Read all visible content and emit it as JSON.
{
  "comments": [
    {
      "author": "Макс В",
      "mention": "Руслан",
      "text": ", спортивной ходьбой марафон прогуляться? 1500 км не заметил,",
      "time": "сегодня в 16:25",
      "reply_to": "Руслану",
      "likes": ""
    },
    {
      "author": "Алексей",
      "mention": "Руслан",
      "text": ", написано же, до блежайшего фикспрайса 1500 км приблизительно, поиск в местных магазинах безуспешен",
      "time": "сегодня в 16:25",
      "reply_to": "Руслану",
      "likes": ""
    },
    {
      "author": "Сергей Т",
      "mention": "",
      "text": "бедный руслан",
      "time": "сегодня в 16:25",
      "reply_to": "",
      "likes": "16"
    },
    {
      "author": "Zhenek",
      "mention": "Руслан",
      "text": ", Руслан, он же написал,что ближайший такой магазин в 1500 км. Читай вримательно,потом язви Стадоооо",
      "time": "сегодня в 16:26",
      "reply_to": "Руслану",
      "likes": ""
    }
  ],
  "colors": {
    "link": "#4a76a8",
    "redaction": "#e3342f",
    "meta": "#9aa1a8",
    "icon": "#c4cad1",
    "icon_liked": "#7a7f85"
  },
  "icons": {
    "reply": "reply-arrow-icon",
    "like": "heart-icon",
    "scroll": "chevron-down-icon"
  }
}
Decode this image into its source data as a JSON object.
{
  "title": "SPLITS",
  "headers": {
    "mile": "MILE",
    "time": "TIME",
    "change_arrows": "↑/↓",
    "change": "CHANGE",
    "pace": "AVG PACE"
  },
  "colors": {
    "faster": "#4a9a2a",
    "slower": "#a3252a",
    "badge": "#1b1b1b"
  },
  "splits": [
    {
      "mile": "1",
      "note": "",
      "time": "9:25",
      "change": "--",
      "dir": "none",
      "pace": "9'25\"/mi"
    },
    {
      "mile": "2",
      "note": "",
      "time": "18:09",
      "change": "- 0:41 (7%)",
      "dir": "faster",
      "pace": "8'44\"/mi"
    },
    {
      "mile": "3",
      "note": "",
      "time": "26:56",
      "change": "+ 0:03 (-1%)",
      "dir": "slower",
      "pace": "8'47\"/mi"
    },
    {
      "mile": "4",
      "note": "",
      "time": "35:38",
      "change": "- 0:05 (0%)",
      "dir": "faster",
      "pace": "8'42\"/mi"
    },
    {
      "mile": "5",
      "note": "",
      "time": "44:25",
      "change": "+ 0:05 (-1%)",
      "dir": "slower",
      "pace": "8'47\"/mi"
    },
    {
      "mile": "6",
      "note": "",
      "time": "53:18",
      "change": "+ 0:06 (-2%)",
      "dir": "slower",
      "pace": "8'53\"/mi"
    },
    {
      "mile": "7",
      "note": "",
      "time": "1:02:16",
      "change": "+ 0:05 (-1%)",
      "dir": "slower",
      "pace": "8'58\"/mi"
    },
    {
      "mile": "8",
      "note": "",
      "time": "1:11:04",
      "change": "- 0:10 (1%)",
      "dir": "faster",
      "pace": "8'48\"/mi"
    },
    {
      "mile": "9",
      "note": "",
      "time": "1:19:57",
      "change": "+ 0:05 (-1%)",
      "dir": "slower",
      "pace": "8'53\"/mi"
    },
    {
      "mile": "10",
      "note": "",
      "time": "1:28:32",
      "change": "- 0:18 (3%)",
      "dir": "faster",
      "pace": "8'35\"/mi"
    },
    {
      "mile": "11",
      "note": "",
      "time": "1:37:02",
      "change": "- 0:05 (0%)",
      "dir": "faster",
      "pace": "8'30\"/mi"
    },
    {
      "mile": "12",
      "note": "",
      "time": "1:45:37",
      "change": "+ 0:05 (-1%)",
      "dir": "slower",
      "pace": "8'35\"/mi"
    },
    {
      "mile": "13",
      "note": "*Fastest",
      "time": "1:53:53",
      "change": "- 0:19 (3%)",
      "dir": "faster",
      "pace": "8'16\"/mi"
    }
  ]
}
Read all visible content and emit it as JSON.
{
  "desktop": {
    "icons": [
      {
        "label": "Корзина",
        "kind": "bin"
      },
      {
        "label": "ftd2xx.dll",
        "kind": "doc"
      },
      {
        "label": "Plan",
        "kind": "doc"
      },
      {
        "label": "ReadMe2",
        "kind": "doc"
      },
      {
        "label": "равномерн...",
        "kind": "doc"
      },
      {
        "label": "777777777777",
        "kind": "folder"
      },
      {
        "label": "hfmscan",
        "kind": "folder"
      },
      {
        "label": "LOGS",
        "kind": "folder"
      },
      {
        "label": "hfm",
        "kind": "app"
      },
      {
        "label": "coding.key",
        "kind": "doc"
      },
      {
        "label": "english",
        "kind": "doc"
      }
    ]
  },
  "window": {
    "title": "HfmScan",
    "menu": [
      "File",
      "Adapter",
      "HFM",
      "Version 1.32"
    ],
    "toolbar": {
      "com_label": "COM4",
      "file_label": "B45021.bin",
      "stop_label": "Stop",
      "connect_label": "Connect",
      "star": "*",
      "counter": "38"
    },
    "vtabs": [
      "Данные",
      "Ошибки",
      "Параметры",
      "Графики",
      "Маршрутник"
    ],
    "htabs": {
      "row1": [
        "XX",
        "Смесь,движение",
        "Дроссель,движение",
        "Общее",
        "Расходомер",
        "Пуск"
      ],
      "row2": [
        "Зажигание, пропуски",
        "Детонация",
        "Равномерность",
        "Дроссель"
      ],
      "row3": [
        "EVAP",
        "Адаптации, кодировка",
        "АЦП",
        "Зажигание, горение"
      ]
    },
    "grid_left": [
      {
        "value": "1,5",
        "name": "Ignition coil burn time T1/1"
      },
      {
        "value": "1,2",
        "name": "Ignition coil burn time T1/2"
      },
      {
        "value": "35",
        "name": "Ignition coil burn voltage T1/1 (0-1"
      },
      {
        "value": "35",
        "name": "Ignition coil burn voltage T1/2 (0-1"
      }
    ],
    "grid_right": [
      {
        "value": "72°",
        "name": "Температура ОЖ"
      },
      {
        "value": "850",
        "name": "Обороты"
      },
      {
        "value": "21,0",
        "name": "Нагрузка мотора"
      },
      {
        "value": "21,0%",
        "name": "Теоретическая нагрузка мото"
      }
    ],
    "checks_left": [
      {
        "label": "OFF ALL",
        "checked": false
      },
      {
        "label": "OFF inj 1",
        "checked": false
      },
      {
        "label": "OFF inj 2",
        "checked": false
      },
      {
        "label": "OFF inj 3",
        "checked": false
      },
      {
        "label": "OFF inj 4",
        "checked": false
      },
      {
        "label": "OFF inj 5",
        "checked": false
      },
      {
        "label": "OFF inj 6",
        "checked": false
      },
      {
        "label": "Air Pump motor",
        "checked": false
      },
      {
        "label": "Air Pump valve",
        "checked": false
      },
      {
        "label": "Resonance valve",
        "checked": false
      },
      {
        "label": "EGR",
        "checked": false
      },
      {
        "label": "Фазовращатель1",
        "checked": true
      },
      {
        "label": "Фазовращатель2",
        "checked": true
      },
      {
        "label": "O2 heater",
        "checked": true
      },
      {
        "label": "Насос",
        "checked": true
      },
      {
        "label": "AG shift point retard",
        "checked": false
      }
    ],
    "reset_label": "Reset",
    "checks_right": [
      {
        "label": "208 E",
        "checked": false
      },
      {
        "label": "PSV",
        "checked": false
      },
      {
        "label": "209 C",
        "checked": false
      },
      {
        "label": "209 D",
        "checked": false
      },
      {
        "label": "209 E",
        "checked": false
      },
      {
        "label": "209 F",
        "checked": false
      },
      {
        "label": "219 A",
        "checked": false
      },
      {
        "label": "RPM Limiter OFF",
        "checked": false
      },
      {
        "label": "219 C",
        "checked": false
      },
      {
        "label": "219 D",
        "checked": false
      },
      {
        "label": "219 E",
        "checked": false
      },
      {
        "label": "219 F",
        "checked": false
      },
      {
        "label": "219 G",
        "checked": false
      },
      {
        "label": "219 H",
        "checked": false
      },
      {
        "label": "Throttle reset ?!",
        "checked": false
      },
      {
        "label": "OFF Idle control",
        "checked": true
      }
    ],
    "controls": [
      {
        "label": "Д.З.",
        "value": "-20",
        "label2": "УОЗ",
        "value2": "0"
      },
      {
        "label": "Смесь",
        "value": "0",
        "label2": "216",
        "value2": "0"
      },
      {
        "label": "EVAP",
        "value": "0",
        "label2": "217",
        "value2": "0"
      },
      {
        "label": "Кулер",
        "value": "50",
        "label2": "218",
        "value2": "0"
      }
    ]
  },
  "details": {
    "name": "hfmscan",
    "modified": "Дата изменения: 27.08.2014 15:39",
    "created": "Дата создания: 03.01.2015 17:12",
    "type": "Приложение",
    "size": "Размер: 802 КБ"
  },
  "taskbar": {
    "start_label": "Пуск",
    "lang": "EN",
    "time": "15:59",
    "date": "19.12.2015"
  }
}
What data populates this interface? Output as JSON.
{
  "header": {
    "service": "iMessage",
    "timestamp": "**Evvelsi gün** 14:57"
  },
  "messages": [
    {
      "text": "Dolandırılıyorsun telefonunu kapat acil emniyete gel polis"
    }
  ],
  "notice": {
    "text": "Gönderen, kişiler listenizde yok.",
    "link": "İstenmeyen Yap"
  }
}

■ Set exercise ■
Of the lines above, how many include the word "Зажигание"? Reply with the number alone.

■ Solution for this problem ■
2